### Exercise directions
Below are some records; give them all again exactly, but not the pictures.

### Exercise input
## Begin

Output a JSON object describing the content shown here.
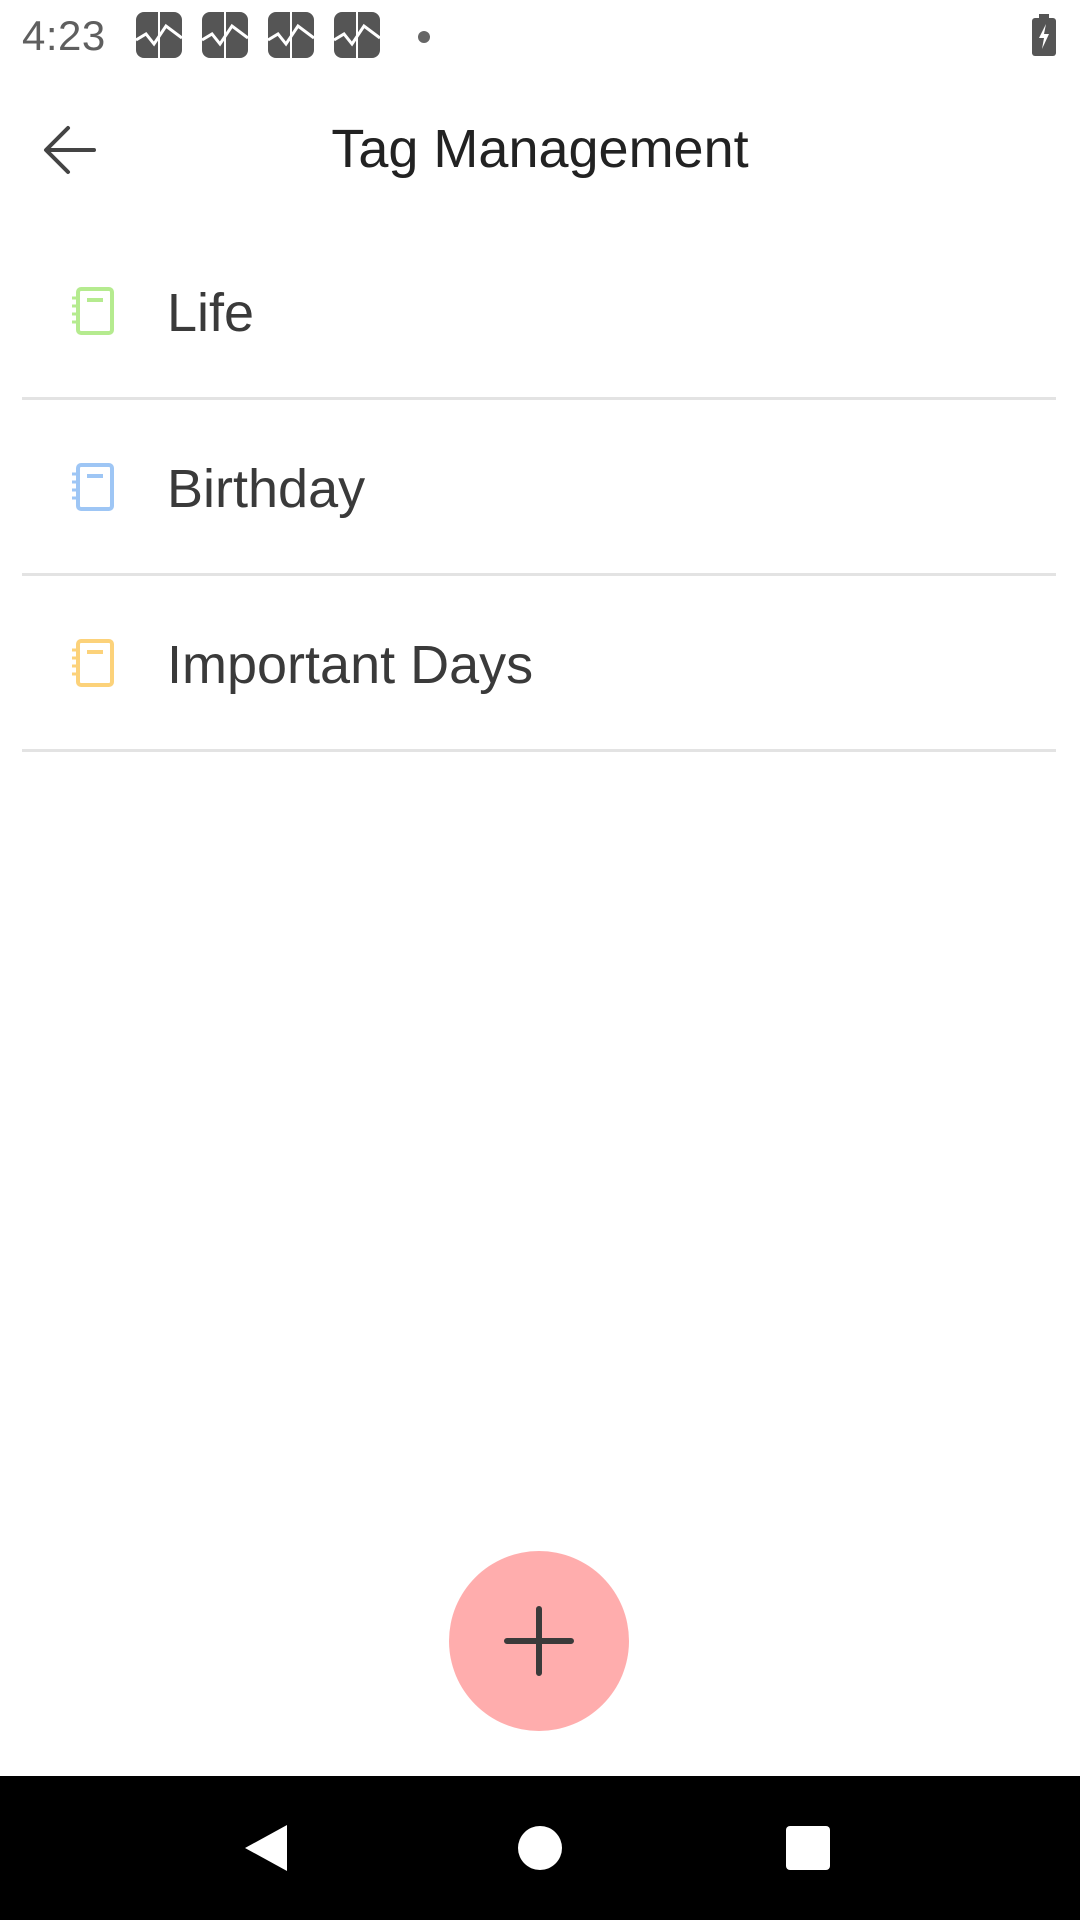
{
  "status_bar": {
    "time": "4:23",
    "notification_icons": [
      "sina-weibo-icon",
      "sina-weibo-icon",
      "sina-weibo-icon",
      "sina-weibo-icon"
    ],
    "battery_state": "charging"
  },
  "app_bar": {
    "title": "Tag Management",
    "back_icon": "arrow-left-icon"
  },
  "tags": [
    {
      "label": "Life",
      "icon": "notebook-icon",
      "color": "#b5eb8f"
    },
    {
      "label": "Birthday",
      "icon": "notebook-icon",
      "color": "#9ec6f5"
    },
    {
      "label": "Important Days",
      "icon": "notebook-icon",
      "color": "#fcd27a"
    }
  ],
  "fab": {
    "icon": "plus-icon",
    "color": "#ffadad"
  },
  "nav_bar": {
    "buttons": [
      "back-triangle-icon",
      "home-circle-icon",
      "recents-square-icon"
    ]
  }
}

## End

### Answer in full
Output a JSON object describing the content shown here.
{
  "status_bar": {
    "time": "4:23",
    "notification_icons": [
      "sina-weibo-icon",
      "sina-weibo-icon",
      "sina-weibo-icon",
      "sina-weibo-icon"
    ],
    "battery_state": "charging"
  },
  "app_bar": {
    "title": "Tag Management",
    "back_icon": "arrow-left-icon"
  },
  "tags": [
    {
      "label": "Life",
      "icon": "notebook-icon",
      "color": "#b5eb8f"
    },
    {
      "label": "Birthday",
      "icon": "notebook-icon",
      "color": "#9ec6f5"
    },
    {
      "label": "Important Days",
      "icon": "notebook-icon",
      "color": "#fcd27a"
    }
  ],
  "fab": {
    "icon": "plus-icon",
    "color": "#ffadad"
  },
  "nav_bar": {
    "buttons": [
      "back-triangle-icon",
      "home-circle-icon",
      "recents-square-icon"
    ]
  }
}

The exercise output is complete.